→ AIM A:
Report every line of the records that contains the string "toString".

→ SELECTED EXTRACT:
___

Start off with a cocktail at the Ateljee Bar, pictured, at the top of the Sokos Hotel Torni. It could do with a revamp as the plastic chairs look tacky but the views from the 14th-floor terrace over the city are unmatched. Bar Llamas (14 Iso Roobertinkatu, 453 230 504, barllamas.fi) is a young, fun joint with sofas wrapped in hessian sacks, swings to sit on at the bar and big pinatas hanging from the ceiling. It's the pick of the pedestrianised Iso Roobertinkatu party strip. Villi Waino (4 Kalevankatu, 103 872 350, villiwaino.fi) is another genial spot, with a cracking range of beers, ciders and whiskies to match a friendly vibe.

___

→ EXTRACTED RECORDS:
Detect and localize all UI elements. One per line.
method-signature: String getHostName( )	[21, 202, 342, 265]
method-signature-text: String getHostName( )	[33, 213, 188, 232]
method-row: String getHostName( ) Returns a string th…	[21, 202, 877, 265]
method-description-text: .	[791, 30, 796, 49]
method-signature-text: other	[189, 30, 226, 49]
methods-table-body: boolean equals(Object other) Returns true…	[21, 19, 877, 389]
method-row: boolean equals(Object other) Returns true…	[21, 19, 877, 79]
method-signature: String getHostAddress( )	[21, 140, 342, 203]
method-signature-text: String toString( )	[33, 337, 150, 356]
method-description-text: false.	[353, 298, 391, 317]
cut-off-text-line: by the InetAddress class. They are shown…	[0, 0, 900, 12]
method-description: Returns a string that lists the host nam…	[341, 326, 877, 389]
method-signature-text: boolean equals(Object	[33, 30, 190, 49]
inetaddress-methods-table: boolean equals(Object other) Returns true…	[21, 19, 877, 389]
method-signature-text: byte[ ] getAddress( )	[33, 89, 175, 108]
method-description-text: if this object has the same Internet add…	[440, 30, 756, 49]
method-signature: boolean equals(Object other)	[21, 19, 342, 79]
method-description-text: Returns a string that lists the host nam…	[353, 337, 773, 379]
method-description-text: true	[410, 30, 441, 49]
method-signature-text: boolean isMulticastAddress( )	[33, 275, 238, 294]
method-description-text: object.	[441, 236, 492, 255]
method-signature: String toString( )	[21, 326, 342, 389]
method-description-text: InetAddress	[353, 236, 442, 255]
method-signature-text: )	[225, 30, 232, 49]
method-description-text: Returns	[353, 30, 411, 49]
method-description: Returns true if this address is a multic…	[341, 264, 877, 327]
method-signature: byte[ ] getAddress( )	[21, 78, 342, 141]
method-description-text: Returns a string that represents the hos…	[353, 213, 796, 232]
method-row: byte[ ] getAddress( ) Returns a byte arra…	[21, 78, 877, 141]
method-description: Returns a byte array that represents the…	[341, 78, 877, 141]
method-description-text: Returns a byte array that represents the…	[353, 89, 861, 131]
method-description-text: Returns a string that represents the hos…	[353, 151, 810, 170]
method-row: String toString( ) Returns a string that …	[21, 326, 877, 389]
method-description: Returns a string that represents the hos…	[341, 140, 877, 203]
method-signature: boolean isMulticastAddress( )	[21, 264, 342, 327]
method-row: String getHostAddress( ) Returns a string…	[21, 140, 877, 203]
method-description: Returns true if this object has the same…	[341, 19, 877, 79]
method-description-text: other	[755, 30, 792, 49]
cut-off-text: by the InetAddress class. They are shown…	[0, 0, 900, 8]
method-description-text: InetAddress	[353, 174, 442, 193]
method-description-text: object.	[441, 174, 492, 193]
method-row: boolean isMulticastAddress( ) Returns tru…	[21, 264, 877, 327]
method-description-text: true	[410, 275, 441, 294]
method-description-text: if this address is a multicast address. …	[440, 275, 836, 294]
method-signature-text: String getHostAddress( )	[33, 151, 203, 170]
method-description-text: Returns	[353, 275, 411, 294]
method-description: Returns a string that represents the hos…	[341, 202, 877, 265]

___

→ AIM B:
Rewrite the paragraph of the bar guide beginning "Start off with a cocktail" as a bulleted list, one entry per bar, keeping its main facts.

→ WRITTEN REPLY A:
method-signature-text: String toString( )	[33, 337, 150, 356]
method-signature: String toString( )	[21, 326, 342, 389]
method-row: String toString( ) Returns a string that …	[21, 326, 877, 389]

→ WRITTEN REPLY B:
- Ateljee Bar, at the top of the Sokos Hotel Torni: a place to start with a cocktail. Its plastic chairs look tacky and it could use a revamp, but the 14th-floor terrace offers unmatched views over the city.
- Bar Llamas (14 Iso Roobertinkatu, 453 230 504, barllamas.fi): a young, fun spot with sofas wrapped in hessian sacks, swings to sit on at the bar and big pinatas hanging from the ceiling. It is the pick of the pedestrianised Iso Roobertinkatu party strip.
- Villi Waino (4 Kalevankatu, 103 872 350, villiwaino.fi): a genial spot with a friendly vibe and a strong range of beers, ciders and whiskies.